Tally the lines that contain the string "ylabel" and state that total without comment.

(Entries from a dataset)

════════

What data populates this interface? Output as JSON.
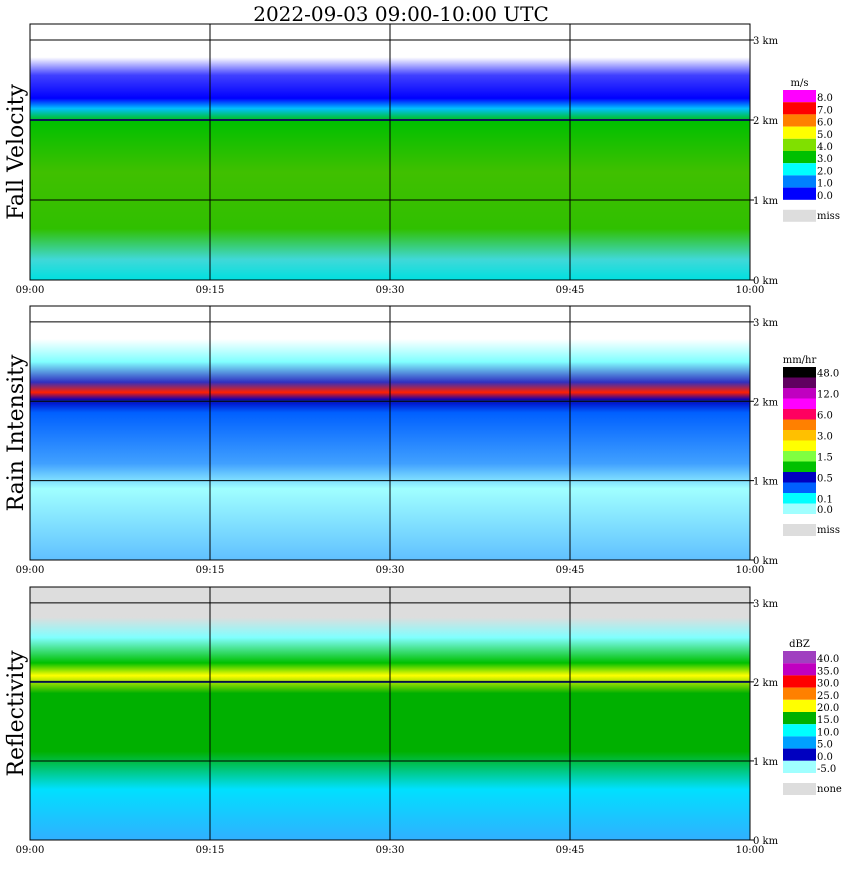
{
  "title": "2022-09-03   09:00-10:00 UTC",
  "chart_data": [
    {
      "type": "heatmap",
      "ylabel": "Fall Velocity",
      "unit": "m/s",
      "x_ticks": [
        "09:00",
        "09:15",
        "09:30",
        "09:45",
        "10:00"
      ],
      "y_ticks": [
        "0 km",
        "1 km",
        "2 km",
        "3 km"
      ],
      "ylim": [
        0,
        3.2
      ],
      "bright_band_km": 2.0,
      "legend": [
        {
          "label": "8.0",
          "color": "#ff00ff"
        },
        {
          "label": "7.0",
          "color": "#ff0000"
        },
        {
          "label": "6.0",
          "color": "#ff8000"
        },
        {
          "label": "5.0",
          "color": "#ffff00"
        },
        {
          "label": "4.0",
          "color": "#80e000"
        },
        {
          "label": "3.0",
          "color": "#00c000"
        },
        {
          "label": "2.0",
          "color": "#00ffff"
        },
        {
          "label": "1.0",
          "color": "#0080ff"
        },
        {
          "label": "0.0",
          "color": "#0000ff"
        }
      ],
      "miss_label": "miss",
      "miss_color": "#dddddd"
    },
    {
      "type": "heatmap",
      "ylabel": "Rain Intensity",
      "unit": "mm/hr",
      "x_ticks": [
        "09:00",
        "09:15",
        "09:30",
        "09:45",
        "10:00"
      ],
      "y_ticks": [
        "0 km",
        "1 km",
        "2 km",
        "3 km"
      ],
      "ylim": [
        0,
        3.2
      ],
      "bright_band_km": 2.0,
      "legend": [
        {
          "label": "48.0",
          "color": "#000000"
        },
        {
          "label": "",
          "color": "#600060"
        },
        {
          "label": "12.0",
          "color": "#c000c0"
        },
        {
          "label": "",
          "color": "#ff00ff"
        },
        {
          "label": "6.0",
          "color": "#ff0060"
        },
        {
          "label": "",
          "color": "#ff8000"
        },
        {
          "label": "3.0",
          "color": "#ffc000"
        },
        {
          "label": "",
          "color": "#ffff00"
        },
        {
          "label": "1.5",
          "color": "#80ff40"
        },
        {
          "label": "",
          "color": "#00c000"
        },
        {
          "label": "0.5",
          "color": "#0000c0"
        },
        {
          "label": "",
          "color": "#0060ff"
        },
        {
          "label": "0.1",
          "color": "#00ffff"
        },
        {
          "label": "0.0",
          "color": "#a0ffff"
        }
      ],
      "miss_label": "miss",
      "miss_color": "#dddddd"
    },
    {
      "type": "heatmap",
      "ylabel": "Reflectivity",
      "unit": "dBZ",
      "x_ticks": [
        "09:00",
        "09:15",
        "09:30",
        "09:45",
        "10:00"
      ],
      "y_ticks": [
        "0 km",
        "1 km",
        "2 km",
        "3 km"
      ],
      "ylim": [
        0,
        3.2
      ],
      "bright_band_km": 2.0,
      "legend": [
        {
          "label": "40.0",
          "color": "#a040c0"
        },
        {
          "label": "35.0",
          "color": "#c000c0"
        },
        {
          "label": "30.0",
          "color": "#ff0000"
        },
        {
          "label": "25.0",
          "color": "#ff8000"
        },
        {
          "label": "20.0",
          "color": "#ffff00"
        },
        {
          "label": "15.0",
          "color": "#00b000"
        },
        {
          "label": "10.0",
          "color": "#00ffff"
        },
        {
          "label": "5.0",
          "color": "#00a0ff"
        },
        {
          "label": "0.0",
          "color": "#0000c0"
        },
        {
          "label": "-5.0",
          "color": "#a0ffff"
        }
      ],
      "miss_label": "none",
      "miss_color": "#dddddd"
    }
  ]
}
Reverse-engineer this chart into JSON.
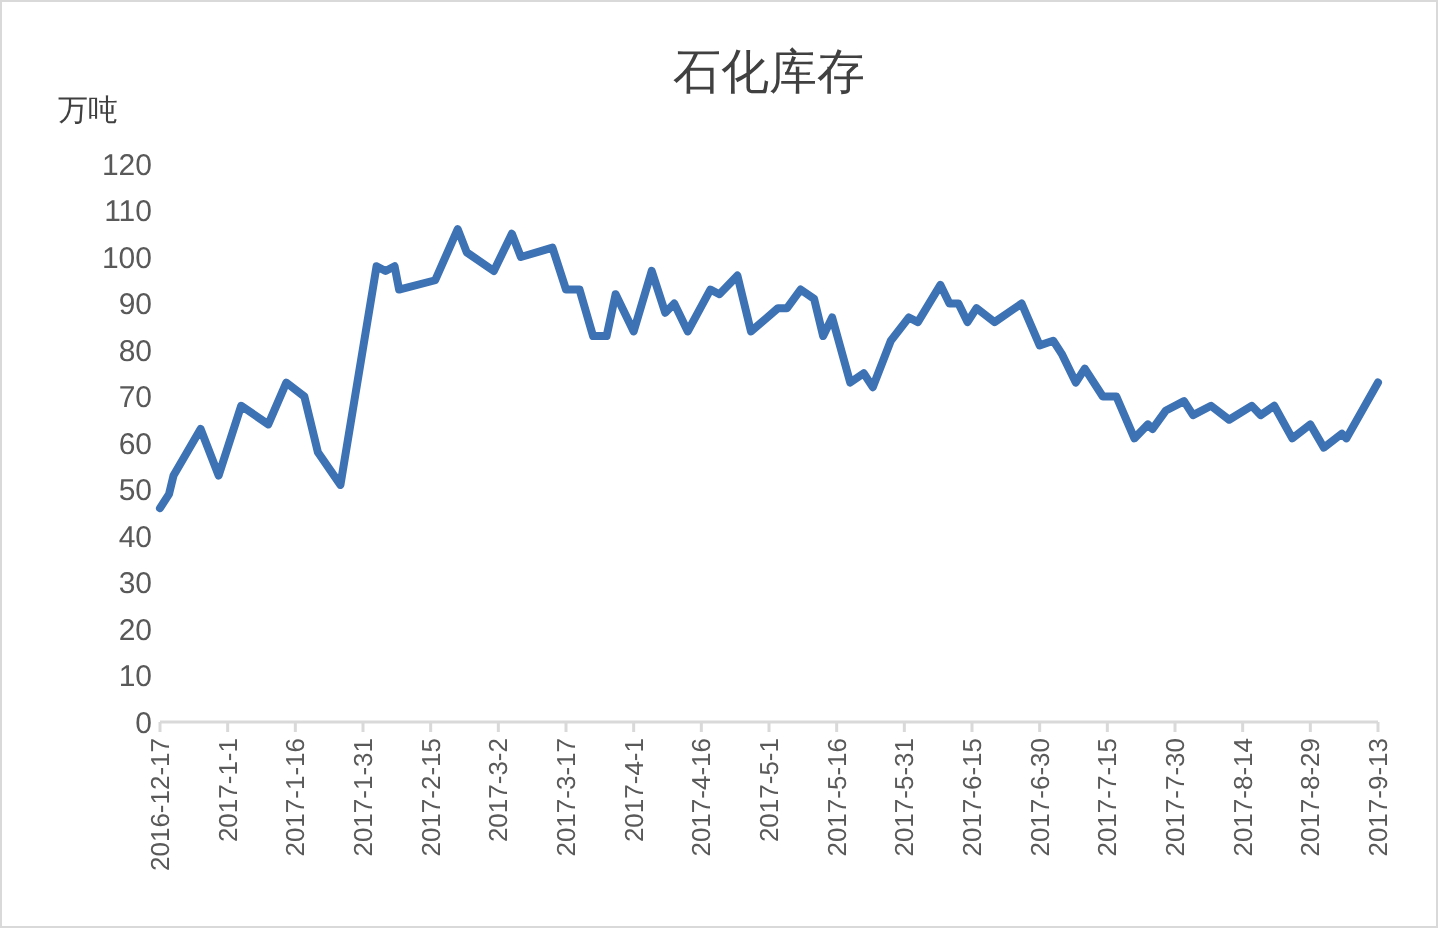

════════

→ Expected answer
3